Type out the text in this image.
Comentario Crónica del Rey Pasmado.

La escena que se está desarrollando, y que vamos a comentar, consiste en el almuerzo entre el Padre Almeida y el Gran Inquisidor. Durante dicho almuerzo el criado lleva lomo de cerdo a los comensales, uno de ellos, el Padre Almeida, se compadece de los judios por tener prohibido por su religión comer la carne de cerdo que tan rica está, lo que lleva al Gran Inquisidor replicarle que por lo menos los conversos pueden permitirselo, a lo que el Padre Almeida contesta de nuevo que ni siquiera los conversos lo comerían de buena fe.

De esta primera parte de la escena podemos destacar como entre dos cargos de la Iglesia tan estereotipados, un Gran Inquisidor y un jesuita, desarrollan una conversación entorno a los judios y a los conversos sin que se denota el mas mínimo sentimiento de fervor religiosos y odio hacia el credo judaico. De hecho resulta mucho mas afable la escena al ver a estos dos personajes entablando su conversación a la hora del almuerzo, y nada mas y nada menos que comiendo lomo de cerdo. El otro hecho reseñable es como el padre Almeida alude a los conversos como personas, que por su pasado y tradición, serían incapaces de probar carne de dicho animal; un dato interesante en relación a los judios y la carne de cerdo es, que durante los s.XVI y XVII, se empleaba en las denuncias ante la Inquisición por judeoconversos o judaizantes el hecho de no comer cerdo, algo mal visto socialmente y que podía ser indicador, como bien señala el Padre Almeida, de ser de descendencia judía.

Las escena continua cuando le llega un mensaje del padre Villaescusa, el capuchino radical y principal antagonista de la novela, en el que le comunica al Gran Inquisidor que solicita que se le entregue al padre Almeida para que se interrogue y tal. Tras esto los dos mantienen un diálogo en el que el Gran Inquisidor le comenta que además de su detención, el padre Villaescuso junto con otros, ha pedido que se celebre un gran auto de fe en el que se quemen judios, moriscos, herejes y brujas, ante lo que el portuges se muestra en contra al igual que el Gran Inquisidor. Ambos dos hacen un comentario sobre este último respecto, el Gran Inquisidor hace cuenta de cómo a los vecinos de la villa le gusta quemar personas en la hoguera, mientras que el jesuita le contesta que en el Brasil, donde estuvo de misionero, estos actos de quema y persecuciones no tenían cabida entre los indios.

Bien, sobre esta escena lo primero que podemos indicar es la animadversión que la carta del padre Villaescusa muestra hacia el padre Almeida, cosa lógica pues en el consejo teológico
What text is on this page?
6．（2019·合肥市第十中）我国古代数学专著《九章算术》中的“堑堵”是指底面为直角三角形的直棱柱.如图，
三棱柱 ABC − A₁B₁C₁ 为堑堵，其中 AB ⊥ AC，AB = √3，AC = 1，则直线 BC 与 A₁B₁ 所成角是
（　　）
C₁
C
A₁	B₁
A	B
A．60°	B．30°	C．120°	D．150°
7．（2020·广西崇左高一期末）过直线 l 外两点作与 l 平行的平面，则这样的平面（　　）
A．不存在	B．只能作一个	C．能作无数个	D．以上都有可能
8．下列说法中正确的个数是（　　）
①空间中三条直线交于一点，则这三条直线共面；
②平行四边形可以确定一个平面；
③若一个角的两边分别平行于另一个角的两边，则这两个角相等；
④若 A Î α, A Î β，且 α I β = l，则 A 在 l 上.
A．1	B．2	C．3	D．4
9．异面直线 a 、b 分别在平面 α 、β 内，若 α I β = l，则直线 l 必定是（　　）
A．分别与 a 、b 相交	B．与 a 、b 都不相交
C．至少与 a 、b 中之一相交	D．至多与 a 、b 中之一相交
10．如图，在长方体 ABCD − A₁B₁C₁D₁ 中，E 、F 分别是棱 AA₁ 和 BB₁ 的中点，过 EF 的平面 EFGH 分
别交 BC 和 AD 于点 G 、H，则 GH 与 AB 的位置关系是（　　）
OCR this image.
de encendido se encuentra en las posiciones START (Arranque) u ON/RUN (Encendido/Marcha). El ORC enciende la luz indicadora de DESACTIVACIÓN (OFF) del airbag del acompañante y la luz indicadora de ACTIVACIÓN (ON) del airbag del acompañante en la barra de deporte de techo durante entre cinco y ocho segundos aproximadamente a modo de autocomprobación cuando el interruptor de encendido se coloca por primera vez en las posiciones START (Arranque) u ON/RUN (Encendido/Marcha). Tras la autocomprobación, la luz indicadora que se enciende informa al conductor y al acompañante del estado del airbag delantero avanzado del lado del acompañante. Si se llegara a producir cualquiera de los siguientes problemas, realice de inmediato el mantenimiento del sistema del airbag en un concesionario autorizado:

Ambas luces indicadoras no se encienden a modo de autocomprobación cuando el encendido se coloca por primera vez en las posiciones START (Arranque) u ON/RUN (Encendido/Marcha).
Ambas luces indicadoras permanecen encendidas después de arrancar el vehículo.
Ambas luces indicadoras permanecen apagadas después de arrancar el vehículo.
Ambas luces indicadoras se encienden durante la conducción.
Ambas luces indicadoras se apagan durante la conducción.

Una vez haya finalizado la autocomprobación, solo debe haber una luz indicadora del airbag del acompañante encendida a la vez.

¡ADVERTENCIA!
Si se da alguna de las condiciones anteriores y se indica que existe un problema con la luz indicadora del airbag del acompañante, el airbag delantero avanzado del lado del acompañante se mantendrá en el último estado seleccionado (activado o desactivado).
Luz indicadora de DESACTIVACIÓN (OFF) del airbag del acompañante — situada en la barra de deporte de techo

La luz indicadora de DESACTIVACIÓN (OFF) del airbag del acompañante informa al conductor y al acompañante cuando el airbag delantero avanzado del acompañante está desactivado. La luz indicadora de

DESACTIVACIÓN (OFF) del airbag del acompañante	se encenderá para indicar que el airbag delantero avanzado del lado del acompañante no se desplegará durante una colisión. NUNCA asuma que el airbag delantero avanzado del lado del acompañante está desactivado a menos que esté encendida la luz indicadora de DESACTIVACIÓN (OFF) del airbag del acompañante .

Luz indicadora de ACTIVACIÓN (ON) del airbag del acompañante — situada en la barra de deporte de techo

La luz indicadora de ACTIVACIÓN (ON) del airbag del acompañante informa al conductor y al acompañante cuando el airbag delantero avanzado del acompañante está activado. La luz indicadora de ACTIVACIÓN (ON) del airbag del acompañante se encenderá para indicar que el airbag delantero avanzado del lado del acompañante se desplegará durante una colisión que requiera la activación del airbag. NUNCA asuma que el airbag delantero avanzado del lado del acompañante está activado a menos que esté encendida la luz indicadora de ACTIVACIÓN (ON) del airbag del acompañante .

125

STATED EXERCISE
Exactly reproduce the material above.

RESULT OF THE TASK
Type out the text in this image.
Comentario Crónica del Rey Pasmado.

La escena que se está desarrollando, y que vamos a comentar, consiste en el almuerzo entre el Padre Almeida y el Gran Inquisidor. Durante dicho almuerzo el criado lleva lomo de cerdo a los comensales, uno de ellos, el Padre Almeida, se compadece de los judios por tener prohibido por su religión comer la carne de cerdo que tan rica está, lo que lleva al Gran Inquisidor replicarle que por lo menos los conversos pueden permitirselo, a lo que el Padre Almeida contesta de nuevo que ni siquiera los conversos lo comerían de buena fe.

De esta primera parte de la escena podemos destacar como entre dos cargos de la Iglesia tan estereotipados, un Gran Inquisidor y un jesuita, desarrollan una conversación entorno a los judios y a los conversos sin que se denota el mas mínimo sentimiento de fervor religiosos y odio hacia el credo judaico. De hecho resulta mucho mas afable la escena al ver a estos dos personajes entablando su conversación a la hora del almuerzo, y nada mas y nada menos que comiendo lomo de cerdo. El otro hecho reseñable es como el padre Almeida alude a los conversos como personas, que por su pasado y tradición, serían incapaces de probar carne de dicho animal; un dato interesante en relación a los judios y la carne de cerdo es, que durante los s.XVI y XVII, se empleaba en las denuncias ante la Inquisición por judeoconversos o judaizantes el hecho de no comer cerdo, algo mal visto socialmente y que podía ser indicador, como bien señala el Padre Almeida, de ser de descendencia judía.

Las escena continua cuando le llega un mensaje del padre Villaescusa, el capuchino radical y principal antagonista de la novela, en el que le comunica al Gran Inquisidor que solicita que se le entregue al padre Almeida para que se interrogue y tal. Tras esto los dos mantienen un diálogo en el que el Gran Inquisidor le comenta que además de su detención, el padre Villaescuso junto con otros, ha pedido que se celebre un gran auto de fe en el que se quemen judios, moriscos, herejes y brujas, ante lo que el portuges se muestra en contra al igual que el Gran Inquisidor. Ambos dos hacen un comentario sobre este último respecto, el Gran Inquisidor hace cuenta de cómo a los vecinos de la villa le gusta quemar personas en la hoguera, mientras que el jesuita le contesta que en el Brasil, donde estuvo de misionero, estos actos de quema y persecuciones no tenían cabida entre los indios.

Bien, sobre esta escena lo primero que podemos indicar es la animadversión que la carta del padre Villaescusa muestra hacia el padre Almeida, cosa lógica pues en el consejo teológico
What text is on this page?
6．（2019·合肥市第十中）我国古代数学专著《九章算术》中的“堑堵”是指底面为直角三角形的直棱柱.如图，
三棱柱 ABC − A₁B₁C₁ 为堑堵，其中 AB ⊥ AC，AB = √3，AC = 1，则直线 BC 与 A₁B₁ 所成角是
（　　）
C₁
C
A₁	B₁
A	B
A．60°	B．30°	C．120°	D．150°
7．（2020·广西崇左高一期末）过直线 l 外两点作与 l 平行的平面，则这样的平面（　　）
A．不存在	B．只能作一个	C．能作无数个	D．以上都有可能
8．下列说法中正确的个数是（　　）
①空间中三条直线交于一点，则这三条直线共面；
②平行四边形可以确定一个平面；
③若一个角的两边分别平行于另一个角的两边，则这两个角相等；
④若 A Î α, A Î β，且 α I β = l，则 A 在 l 上.
A．1	B．2	C．3	D．4
9．异面直线 a 、b 分别在平面 α 、β 内，若 α I β = l，则直线 l 必定是（　　）
A．分别与 a 、b 相交	B．与 a 、b 都不相交
C．至少与 a 、b 中之一相交	D．至多与 a 、b 中之一相交
10．如图，在长方体 ABCD − A₁B₁C₁D₁ 中，E 、F 分别是棱 AA₁ 和 BB₁ 的中点，过 EF 的平面 EFGH 分
别交 BC 和 AD 于点 G 、H，则 GH 与 AB 的位置关系是（　　）
OCR this image.
de encendido se encuentra en las posiciones START (Arranque) u ON/RUN (Encendido/Marcha). El ORC enciende la luz indicadora de DESACTIVACIÓN (OFF) del airbag del acompañante y la luz indicadora de ACTIVACIÓN (ON) del airbag del acompañante en la barra de deporte de techo durante entre cinco y ocho segundos aproximadamente a modo de autocomprobación cuando el interruptor de encendido se coloca por primera vez en las posiciones START (Arranque) u ON/RUN (Encendido/Marcha). Tras la autocomprobación, la luz indicadora que se enciende informa al conductor y al acompañante del estado del airbag delantero avanzado del lado del acompañante. Si se llegara a producir cualquiera de los siguientes problemas, realice de inmediato el mantenimiento del sistema del airbag en un concesionario autorizado:

Ambas luces indicadoras no se encienden a modo de autocomprobación cuando el encendido se coloca por primera vez en las posiciones START (Arranque) u ON/RUN (Encendido/Marcha).
Ambas luces indicadoras permanecen encendidas después de arrancar el vehículo.
Ambas luces indicadoras permanecen apagadas después de arrancar el vehículo.
Ambas luces indicadoras se encienden durante la conducción.
Ambas luces indicadoras se apagan durante la conducción.

Una vez haya finalizado la autocomprobación, solo debe haber una luz indicadora del airbag del acompañante encendida a la vez.

¡ADVERTENCIA!
Si se da alguna de las condiciones anteriores y se indica que existe un problema con la luz indicadora del airbag del acompañante, el airbag delantero avanzado del lado del acompañante se mantendrá en el último estado seleccionado (activado o desactivado).
Luz indicadora de DESACTIVACIÓN (OFF) del airbag del acompañante — situada en la barra de deporte de techo

La luz indicadora de DESACTIVACIÓN (OFF) del airbag del acompañante informa al conductor y al acompañante cuando el airbag delantero avanzado del acompañante está desactivado. La luz indicadora de

DESACTIVACIÓN (OFF) del airbag del acompañante	se encenderá para indicar que el airbag delantero avanzado del lado del acompañante no se desplegará durante una colisión. NUNCA asuma que el airbag delantero avanzado del lado del acompañante está desactivado a menos que esté encendida la luz indicadora de DESACTIVACIÓN (OFF) del airbag del acompañante .

Luz indicadora de ACTIVACIÓN (ON) del airbag del acompañante — situada en la barra de deporte de techo

La luz indicadora de ACTIVACIÓN (ON) del airbag del acompañante informa al conductor y al acompañante cuando el airbag delantero avanzado del acompañante está activado. La luz indicadora de ACTIVACIÓN (ON) del airbag del acompañante se encenderá para indicar que el airbag delantero avanzado del lado del acompañante se desplegará durante una colisión que requiera la activación del airbag. NUNCA asuma que el airbag delantero avanzado del lado del acompañante está activado a menos que esté encendida la luz indicadora de ACTIVACIÓN (ON) del airbag del acompañante .

125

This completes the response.